-- begin --

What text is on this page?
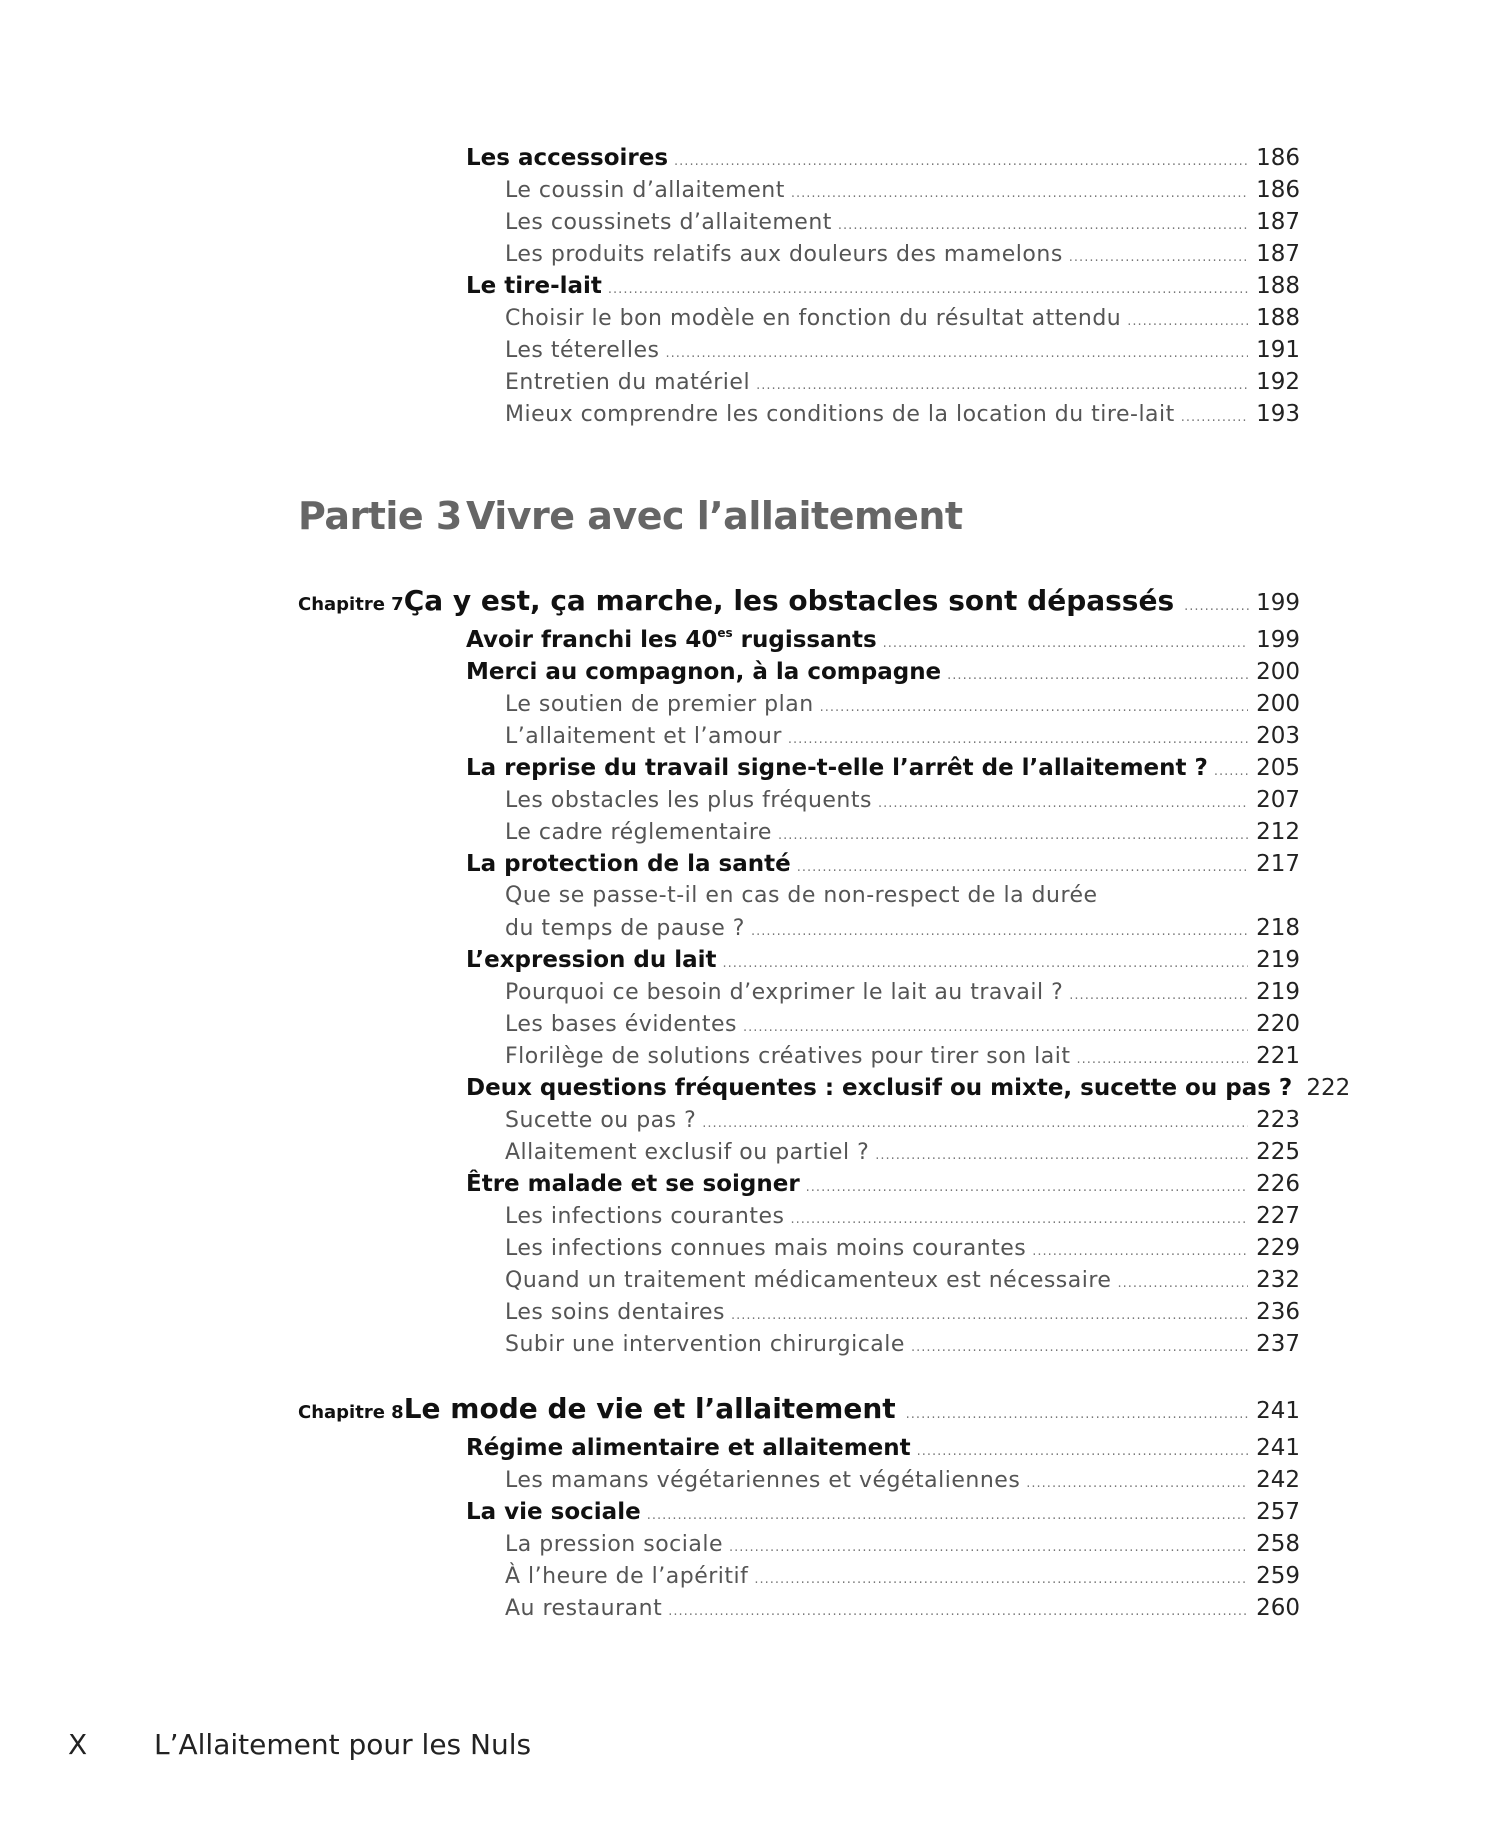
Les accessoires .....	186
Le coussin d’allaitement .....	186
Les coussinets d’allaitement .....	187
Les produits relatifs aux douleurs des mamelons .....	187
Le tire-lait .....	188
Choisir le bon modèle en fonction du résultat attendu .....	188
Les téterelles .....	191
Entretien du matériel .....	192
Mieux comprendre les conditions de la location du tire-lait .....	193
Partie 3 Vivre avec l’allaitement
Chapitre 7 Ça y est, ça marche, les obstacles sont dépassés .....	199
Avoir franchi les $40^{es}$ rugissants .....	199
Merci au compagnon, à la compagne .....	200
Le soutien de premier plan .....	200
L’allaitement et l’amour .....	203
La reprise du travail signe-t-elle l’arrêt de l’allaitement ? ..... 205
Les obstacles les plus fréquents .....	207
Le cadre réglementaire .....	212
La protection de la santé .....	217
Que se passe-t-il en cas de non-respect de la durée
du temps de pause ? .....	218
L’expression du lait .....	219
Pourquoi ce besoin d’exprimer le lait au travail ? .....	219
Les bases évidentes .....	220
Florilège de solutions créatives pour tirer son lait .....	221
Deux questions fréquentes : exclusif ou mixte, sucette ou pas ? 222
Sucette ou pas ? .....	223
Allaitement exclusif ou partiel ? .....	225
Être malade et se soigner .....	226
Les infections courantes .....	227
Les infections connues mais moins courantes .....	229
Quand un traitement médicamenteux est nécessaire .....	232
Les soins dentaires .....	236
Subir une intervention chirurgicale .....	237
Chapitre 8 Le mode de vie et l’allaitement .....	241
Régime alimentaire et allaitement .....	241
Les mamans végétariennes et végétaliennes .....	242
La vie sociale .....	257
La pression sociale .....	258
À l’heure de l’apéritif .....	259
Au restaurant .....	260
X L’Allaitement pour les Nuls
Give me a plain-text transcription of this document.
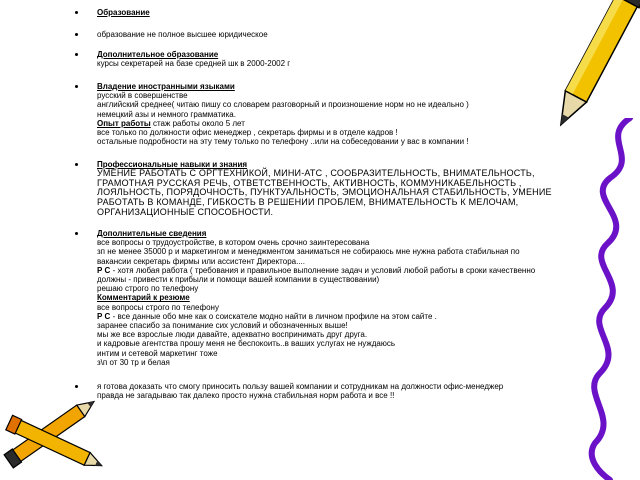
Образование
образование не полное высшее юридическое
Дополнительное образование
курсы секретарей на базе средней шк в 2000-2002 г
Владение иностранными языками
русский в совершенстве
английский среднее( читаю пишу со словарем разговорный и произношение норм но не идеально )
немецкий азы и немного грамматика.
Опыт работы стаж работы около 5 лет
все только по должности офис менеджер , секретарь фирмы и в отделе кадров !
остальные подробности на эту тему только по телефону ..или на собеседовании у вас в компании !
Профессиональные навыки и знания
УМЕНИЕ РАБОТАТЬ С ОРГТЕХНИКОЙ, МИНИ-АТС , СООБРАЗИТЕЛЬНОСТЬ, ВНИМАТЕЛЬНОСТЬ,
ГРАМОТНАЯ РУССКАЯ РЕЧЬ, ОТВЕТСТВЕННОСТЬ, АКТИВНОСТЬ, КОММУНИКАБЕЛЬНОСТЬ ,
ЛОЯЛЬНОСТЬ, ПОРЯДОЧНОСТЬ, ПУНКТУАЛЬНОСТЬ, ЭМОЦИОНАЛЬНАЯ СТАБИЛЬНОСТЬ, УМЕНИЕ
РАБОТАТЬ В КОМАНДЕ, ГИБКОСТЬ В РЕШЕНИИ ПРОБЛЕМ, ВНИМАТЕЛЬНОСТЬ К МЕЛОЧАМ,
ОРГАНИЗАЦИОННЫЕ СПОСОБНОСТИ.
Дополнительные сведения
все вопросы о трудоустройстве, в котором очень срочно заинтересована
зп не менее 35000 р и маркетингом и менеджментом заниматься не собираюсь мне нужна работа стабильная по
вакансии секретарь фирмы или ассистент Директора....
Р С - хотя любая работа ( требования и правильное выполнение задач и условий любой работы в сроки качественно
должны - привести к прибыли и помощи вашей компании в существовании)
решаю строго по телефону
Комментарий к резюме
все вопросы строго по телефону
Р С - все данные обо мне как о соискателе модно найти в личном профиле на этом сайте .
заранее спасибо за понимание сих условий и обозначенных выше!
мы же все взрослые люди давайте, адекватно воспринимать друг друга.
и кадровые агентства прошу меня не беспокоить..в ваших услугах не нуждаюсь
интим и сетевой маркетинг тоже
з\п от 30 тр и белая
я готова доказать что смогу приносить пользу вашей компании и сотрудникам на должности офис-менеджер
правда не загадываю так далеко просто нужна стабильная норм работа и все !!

-- end --

Each line containing the word "Chapitre" counts once; report the total alone.

2